Data records
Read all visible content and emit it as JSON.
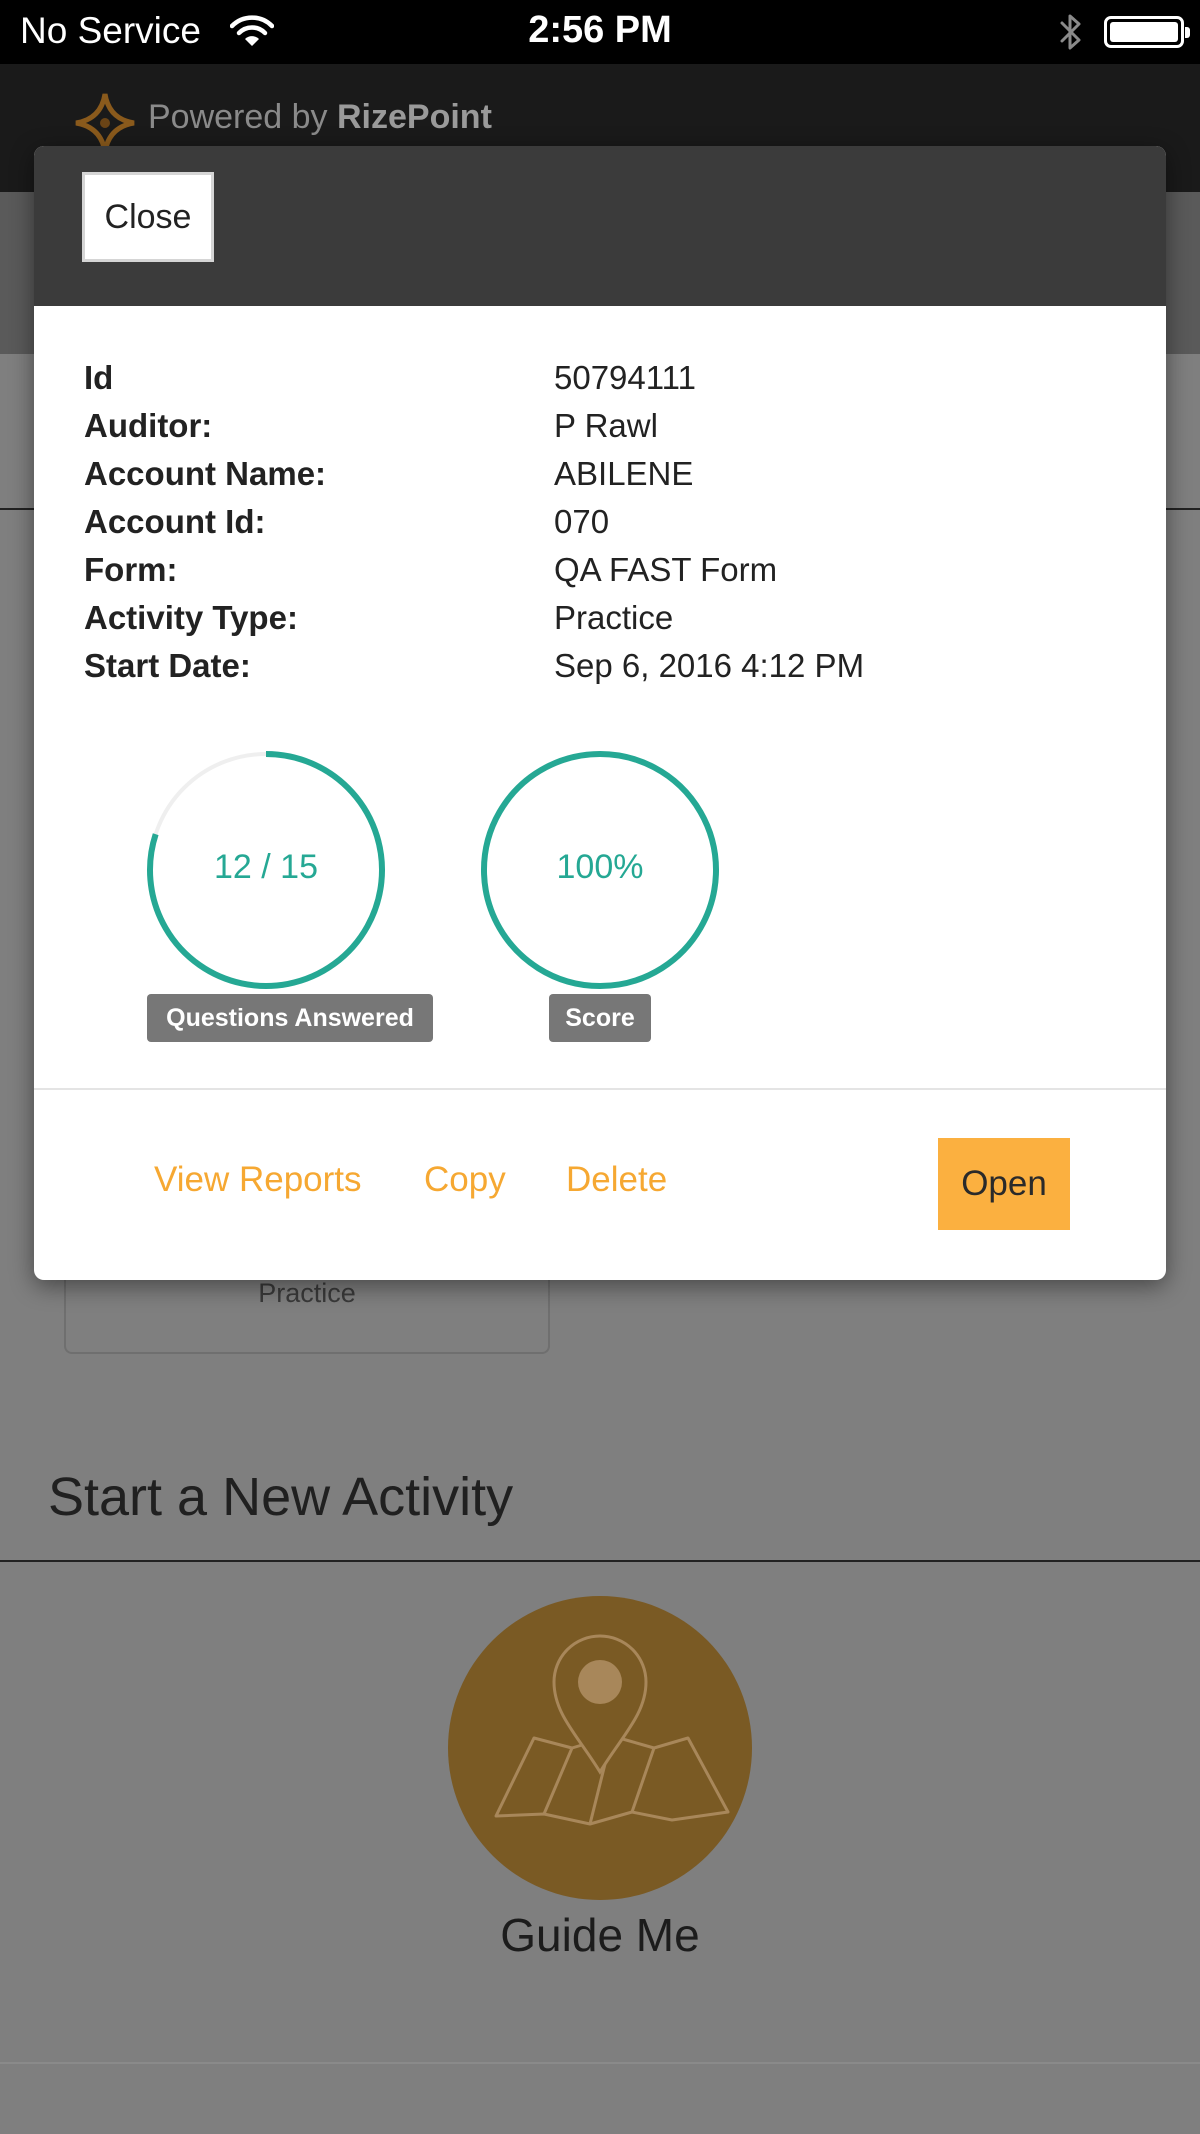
{
  "status_bar": {
    "carrier": "No Service",
    "time": "2:56 PM"
  },
  "header": {
    "brand_prefix": "Powered by",
    "brand_name": "RizePoint"
  },
  "background": {
    "card_label": "Practice",
    "section_title": "Start a New Activity",
    "guide_label": "Guide Me",
    "guide_color": "#f6a832"
  },
  "modal": {
    "close_label": "Close",
    "details": [
      {
        "label": "Id",
        "value": "50794111"
      },
      {
        "label": "Auditor:",
        "value": "P Rawl"
      },
      {
        "label": "Account Name:",
        "value": "ABILENE"
      },
      {
        "label": "Account Id:",
        "value": "070"
      },
      {
        "label": "Form:",
        "value": "QA FAST Form"
      },
      {
        "label": "Activity Type:",
        "value": "Practice"
      },
      {
        "label": "Start Date:",
        "value": "Sep 6, 2016 4:12 PM"
      }
    ],
    "progress": {
      "answered": 12,
      "total": 15,
      "text": "12 / 15",
      "label": "Questions Answered"
    },
    "score": {
      "percent": 100,
      "text": "100%",
      "label": "Score"
    },
    "actions": {
      "view_reports": "View Reports",
      "copy": "Copy",
      "delete": "Delete",
      "open": "Open"
    },
    "accent_color": "#f6a832",
    "ring_color": "#25a894"
  }
}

#### [TASK DESCRIPTION]
For the string "value", count the lines of the entries above that include it; answer with the number only.

#### [SOLUTION TO THE PROBLEM]
7